• [Given problem]
Can you turn only the rows starting at the line that contains "- game-card-play-day[interactable]: Play" and ending at the line that contains "- chat-close-button[interactable]: X: [1375, 644, 1391, 672]", both included, into a numbered list with blank lines left out?
======== Input rows
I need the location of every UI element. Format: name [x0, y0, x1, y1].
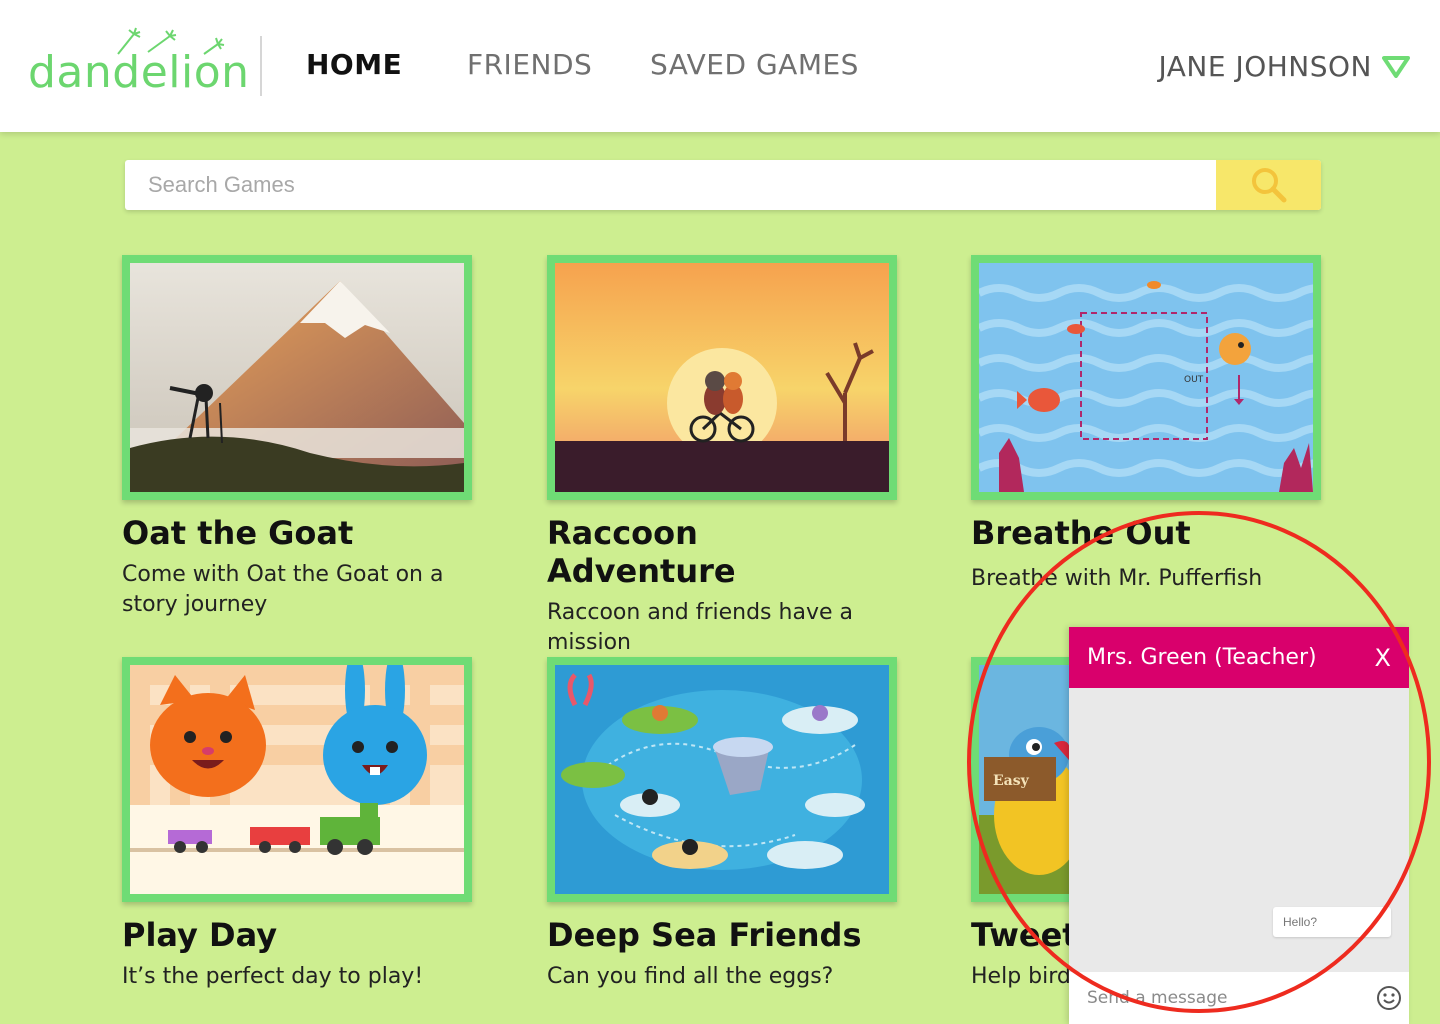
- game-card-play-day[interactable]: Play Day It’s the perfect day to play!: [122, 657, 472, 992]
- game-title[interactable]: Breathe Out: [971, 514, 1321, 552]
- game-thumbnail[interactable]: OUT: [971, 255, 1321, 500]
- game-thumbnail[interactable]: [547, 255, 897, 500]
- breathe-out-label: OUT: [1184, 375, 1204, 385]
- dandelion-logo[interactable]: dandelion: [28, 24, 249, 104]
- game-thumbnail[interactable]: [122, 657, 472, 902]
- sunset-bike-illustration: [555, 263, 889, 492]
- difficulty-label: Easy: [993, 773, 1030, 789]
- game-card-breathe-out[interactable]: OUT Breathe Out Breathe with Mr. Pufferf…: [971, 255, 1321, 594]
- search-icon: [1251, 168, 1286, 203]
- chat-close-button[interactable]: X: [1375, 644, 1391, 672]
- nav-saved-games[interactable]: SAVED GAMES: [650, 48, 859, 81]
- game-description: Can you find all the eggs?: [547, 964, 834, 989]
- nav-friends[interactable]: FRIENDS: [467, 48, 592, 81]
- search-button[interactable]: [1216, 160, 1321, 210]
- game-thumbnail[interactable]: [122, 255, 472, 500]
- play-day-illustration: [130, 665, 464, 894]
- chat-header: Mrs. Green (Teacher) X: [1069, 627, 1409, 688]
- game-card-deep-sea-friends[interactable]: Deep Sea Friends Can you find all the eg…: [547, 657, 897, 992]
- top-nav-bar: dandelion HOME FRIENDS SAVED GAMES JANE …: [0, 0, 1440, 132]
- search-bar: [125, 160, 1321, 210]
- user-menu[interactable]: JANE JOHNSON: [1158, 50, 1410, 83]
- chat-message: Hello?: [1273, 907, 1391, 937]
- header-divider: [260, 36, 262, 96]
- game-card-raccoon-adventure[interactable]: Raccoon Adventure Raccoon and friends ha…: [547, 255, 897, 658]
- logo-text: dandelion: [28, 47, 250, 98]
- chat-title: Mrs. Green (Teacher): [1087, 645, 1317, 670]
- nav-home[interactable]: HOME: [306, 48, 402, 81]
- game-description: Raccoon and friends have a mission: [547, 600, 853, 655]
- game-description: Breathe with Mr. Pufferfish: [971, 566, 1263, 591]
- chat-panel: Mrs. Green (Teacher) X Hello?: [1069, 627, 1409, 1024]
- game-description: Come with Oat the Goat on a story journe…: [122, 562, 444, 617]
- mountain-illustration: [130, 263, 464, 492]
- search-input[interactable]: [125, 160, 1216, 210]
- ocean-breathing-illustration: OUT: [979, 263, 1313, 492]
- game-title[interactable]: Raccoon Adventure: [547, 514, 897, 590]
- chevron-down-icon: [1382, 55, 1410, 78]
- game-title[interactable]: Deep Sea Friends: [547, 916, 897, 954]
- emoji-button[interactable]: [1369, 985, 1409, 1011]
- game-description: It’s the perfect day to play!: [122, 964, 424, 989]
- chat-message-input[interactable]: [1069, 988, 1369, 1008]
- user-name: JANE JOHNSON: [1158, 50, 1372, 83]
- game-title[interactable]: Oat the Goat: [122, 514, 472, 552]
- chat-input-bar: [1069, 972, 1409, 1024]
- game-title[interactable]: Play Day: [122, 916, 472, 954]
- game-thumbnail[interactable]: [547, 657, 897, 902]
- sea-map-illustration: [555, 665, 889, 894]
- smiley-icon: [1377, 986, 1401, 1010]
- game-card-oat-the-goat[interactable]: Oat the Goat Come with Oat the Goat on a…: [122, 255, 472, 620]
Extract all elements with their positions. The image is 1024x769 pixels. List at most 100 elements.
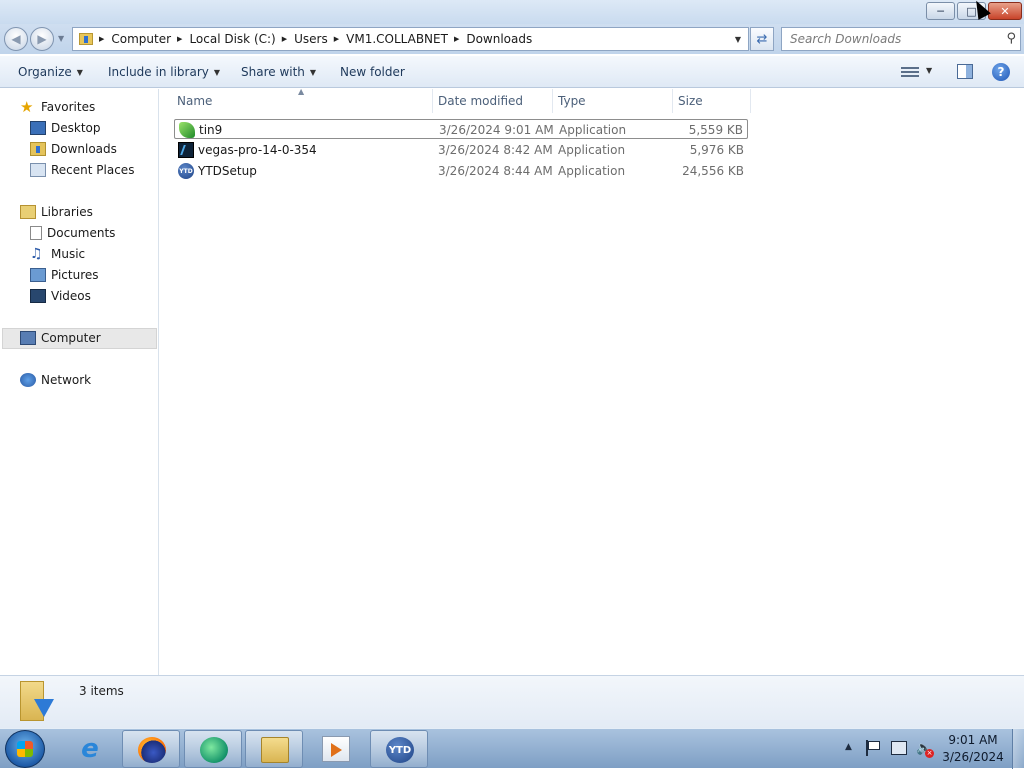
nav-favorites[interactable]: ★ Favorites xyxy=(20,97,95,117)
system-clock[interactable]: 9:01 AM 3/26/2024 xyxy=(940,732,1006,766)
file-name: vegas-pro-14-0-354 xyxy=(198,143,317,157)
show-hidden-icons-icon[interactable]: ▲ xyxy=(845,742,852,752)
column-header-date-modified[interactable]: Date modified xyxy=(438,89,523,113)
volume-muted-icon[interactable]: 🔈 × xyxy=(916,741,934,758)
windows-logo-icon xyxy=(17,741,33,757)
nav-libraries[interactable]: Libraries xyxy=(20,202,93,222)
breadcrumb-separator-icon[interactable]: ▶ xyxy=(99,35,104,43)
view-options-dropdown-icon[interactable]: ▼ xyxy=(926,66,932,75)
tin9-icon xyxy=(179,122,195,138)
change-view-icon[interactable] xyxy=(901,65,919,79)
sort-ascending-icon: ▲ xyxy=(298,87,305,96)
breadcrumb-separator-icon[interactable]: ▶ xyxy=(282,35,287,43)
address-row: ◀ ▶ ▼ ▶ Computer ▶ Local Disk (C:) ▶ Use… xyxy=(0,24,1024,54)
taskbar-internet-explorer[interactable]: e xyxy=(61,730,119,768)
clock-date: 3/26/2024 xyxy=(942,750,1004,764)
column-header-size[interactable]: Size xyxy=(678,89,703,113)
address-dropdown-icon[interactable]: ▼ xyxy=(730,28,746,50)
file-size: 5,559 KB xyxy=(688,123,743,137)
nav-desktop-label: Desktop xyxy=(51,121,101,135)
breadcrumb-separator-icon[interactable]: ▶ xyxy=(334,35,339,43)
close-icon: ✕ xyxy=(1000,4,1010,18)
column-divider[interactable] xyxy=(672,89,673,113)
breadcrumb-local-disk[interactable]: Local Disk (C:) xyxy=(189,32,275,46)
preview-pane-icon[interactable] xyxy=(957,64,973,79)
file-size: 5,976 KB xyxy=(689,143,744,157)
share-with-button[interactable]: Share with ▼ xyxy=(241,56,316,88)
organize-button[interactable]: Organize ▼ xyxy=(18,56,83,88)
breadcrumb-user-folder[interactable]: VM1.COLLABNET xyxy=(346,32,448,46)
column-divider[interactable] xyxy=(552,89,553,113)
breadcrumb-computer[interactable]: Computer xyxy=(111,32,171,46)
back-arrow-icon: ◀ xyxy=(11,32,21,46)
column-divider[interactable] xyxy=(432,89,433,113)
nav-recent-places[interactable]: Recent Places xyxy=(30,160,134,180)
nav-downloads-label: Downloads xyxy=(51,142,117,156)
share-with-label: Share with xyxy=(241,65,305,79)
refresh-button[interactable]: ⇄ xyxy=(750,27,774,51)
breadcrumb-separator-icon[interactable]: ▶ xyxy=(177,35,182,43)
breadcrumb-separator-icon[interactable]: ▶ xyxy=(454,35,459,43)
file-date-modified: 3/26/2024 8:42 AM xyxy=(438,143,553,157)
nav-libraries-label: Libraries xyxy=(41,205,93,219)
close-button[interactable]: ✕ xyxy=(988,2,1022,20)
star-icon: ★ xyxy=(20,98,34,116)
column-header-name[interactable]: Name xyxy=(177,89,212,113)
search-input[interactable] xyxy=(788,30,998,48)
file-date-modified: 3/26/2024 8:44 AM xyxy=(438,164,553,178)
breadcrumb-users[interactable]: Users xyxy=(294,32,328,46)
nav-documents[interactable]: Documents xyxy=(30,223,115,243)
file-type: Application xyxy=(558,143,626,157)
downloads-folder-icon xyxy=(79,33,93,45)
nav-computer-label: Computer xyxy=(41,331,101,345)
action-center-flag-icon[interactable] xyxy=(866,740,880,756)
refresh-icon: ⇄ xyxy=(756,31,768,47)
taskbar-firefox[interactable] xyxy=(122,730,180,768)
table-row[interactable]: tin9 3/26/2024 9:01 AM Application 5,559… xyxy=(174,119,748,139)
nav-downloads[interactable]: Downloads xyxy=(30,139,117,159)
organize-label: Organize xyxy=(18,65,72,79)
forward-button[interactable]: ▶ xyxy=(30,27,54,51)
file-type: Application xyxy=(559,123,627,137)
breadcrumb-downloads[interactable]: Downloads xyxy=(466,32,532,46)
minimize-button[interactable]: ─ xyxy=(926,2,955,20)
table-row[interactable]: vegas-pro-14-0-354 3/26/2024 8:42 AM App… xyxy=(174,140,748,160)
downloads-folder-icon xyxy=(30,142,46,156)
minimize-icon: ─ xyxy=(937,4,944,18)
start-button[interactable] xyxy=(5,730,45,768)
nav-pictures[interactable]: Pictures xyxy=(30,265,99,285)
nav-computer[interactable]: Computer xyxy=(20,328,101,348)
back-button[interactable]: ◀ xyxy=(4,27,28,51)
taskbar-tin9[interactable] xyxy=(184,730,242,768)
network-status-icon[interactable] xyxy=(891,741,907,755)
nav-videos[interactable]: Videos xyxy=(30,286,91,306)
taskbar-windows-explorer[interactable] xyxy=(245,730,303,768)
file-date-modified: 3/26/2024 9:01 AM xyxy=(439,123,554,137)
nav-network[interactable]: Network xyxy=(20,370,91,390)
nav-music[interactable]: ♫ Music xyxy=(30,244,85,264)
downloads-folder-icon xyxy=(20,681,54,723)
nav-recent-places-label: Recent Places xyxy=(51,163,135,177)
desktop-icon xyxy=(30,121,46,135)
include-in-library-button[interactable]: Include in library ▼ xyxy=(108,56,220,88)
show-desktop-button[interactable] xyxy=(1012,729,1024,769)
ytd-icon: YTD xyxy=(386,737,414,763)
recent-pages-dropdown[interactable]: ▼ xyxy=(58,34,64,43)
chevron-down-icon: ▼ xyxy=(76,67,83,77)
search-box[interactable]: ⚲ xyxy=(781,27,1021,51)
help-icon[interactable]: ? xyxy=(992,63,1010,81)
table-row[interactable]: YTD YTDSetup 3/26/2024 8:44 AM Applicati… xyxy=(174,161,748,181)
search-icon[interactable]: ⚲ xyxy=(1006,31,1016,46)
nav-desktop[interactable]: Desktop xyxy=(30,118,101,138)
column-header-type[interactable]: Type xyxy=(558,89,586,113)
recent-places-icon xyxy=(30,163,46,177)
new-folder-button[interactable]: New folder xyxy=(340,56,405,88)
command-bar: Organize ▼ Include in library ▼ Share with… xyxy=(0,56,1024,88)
================
• [Answer to this problem]
1. - game-card-play-day[interactable]: Play Day It’s the perfect day to play!: [122, 657, 472, 992]
2. - game-title[interactable]: Breathe Out: [971, 514, 1321, 552]
3. - game-thumbnail[interactable]: OUT: [971, 255, 1321, 500]
4. - game-thumbnail[interactable]: [547, 255, 897, 500]
5. - breathe-out-label: OUT: [1184, 375, 1204, 385]
6. - dandelion-logo[interactable]: dandelion: [28, 24, 249, 104]
7. - game-thumbnail[interactable]: [122, 657, 472, 902]
8. - sunset-bike-illustration: [555, 263, 889, 492]
9. - difficulty-label: Easy: [993, 773, 1030, 789]
10. - game-card-breathe-out[interactable]: OUT Breathe Out Breathe with Mr. Pufferf…: [971, 255, 1321, 594]
11. - search-icon: [1251, 168, 1286, 203]
12. - chat-close-button[interactable]: X: [1375, 644, 1391, 672]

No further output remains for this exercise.